» **The task**:
Rewrite the records below with every "question-stem" changed to "question-prompt" and all other text kept the same, omitting the pictures.

[Element boundary records]
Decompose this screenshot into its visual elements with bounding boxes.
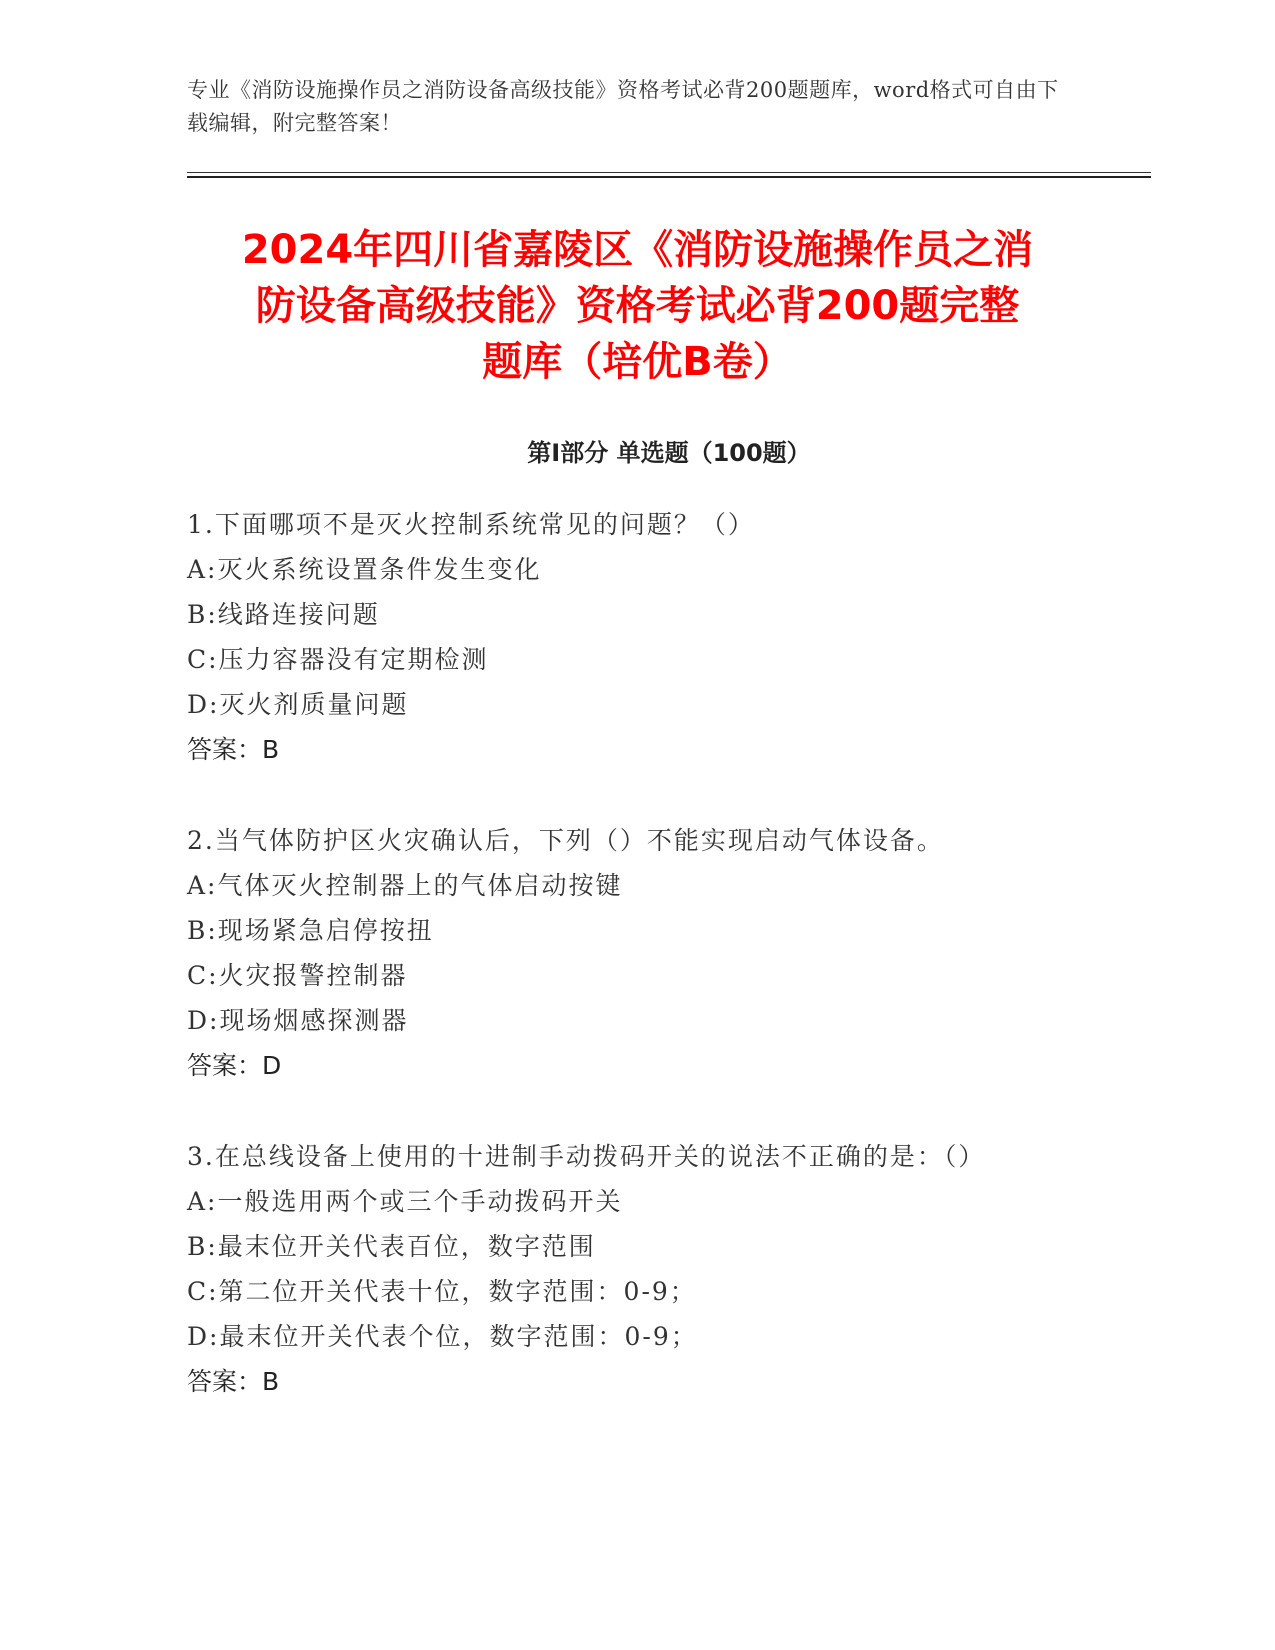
option-c: C:压力容器没有定期检测 <box>187 645 489 674</box>
option-c: C:第二位开关代表十位，数字范围：0-9； <box>187 1277 697 1306</box>
question-stem: 2.当气体防护区火灾确认后，下列（）不能实现启动气体设备。 <box>187 826 944 855</box>
answer: 答案：B <box>187 735 280 764</box>
option-a: A:一般选用两个或三个手动拨码开关 <box>187 1187 623 1216</box>
document-title <box>150 222 1125 390</box>
option-b: B:现场紧急启停按扭 <box>187 916 434 945</box>
option-d: D:灭火剂质量问题 <box>187 690 409 719</box>
header-note: 专业《消防设施操作员之消防设备高级技能》资格考试必背200题题库，word格式可自由下载编辑，附完整答案！ <box>187 78 1059 135</box>
option-d: D:最末位开关代表个位，数字范围：0-9； <box>187 1322 698 1351</box>
header-rule-thin <box>187 172 1151 173</box>
question-1 <box>187 502 1127 772</box>
section-title: 第Ⅰ部分 单选题（100题） <box>527 439 811 467</box>
option-b: B:线路连接问题 <box>187 600 380 629</box>
question-stem: 3.在总线设备上使用的十进制手动拨码开关的说法不正确的是：（） <box>187 1142 986 1171</box>
question-3 <box>187 1134 1127 1404</box>
answer: 答案：B <box>187 1367 280 1396</box>
option-b: B:最末位开关代表百位，数字范围 <box>187 1232 596 1261</box>
document-title-line-2: 防设备高级技能》资格考试必背200题完整 <box>255 283 1020 329</box>
document-title-line-1: 2024年四川省嘉陵区《消防设施操作员之消 <box>241 227 1034 273</box>
option-d: D:现场烟感探测器 <box>187 1006 409 1035</box>
option-a: A:灭火系统设置条件发生变化 <box>187 555 542 584</box>
answer: 答案：D <box>187 1051 282 1080</box>
document-title-line-3: 题库（培优B卷） <box>482 339 793 385</box>
option-a: A:气体灭火控制器上的气体启动按键 <box>187 871 623 900</box>
question-2 <box>187 818 1127 1088</box>
option-c: C:火灾报警控制器 <box>187 961 408 990</box>
question-stem: 1.下面哪项不是灭火控制系统常见的问题？（） <box>187 510 755 539</box>
header-rule-thick <box>187 176 1151 178</box>
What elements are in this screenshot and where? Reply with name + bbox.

» **Answer to the problem**:
Decompose this screenshot into its visual elements with bounding boxes.
option-c: C:压力容器没有定期检测 <box>187 645 489 674</box>
option-c: C:第二位开关代表十位，数字范围：0-9； <box>187 1277 697 1306</box>
question-prompt: 2.当气体防护区火灾确认后，下列（）不能实现启动气体设备。 <box>187 826 944 855</box>
answer: 答案：B <box>187 735 280 764</box>
option-a: A:一般选用两个或三个手动拨码开关 <box>187 1187 623 1216</box>
document-title <box>150 222 1125 390</box>
option-b: B:现场紧急启停按扭 <box>187 916 434 945</box>
option-d: D:灭火剂质量问题 <box>187 690 409 719</box>
header-note: 专业《消防设施操作员之消防设备高级技能》资格考试必背200题题库，word格式可自由下载编辑，附完整答案！ <box>187 78 1059 135</box>
option-d: D:最末位开关代表个位，数字范围：0-9； <box>187 1322 698 1351</box>
header-rule-thin <box>187 172 1151 173</box>
question-1 <box>187 502 1127 772</box>
section-title: 第Ⅰ部分 单选题（100题） <box>527 439 811 467</box>
option-b: B:线路连接问题 <box>187 600 380 629</box>
question-prompt: 3.在总线设备上使用的十进制手动拨码开关的说法不正确的是：（） <box>187 1142 986 1171</box>
question-3 <box>187 1134 1127 1404</box>
answer: 答案：B <box>187 1367 280 1396</box>
option-b: B:最末位开关代表百位，数字范围 <box>187 1232 596 1261</box>
document-title-line-2: 防设备高级技能》资格考试必背200题完整 <box>255 283 1020 329</box>
document-title-line-1: 2024年四川省嘉陵区《消防设施操作员之消 <box>241 227 1034 273</box>
option-d: D:现场烟感探测器 <box>187 1006 409 1035</box>
option-a: A:灭火系统设置条件发生变化 <box>187 555 542 584</box>
answer: 答案：D <box>187 1051 282 1080</box>
document-title-line-3: 题库（培优B卷） <box>482 339 793 385</box>
option-a: A:气体灭火控制器上的气体启动按键 <box>187 871 623 900</box>
question-2 <box>187 818 1127 1088</box>
option-c: C:火灾报警控制器 <box>187 961 408 990</box>
question-prompt: 1.下面哪项不是灭火控制系统常见的问题？（） <box>187 510 755 539</box>
header-rule-thick <box>187 176 1151 178</box>
What elements are in this screenshot and where? Reply with name + bbox.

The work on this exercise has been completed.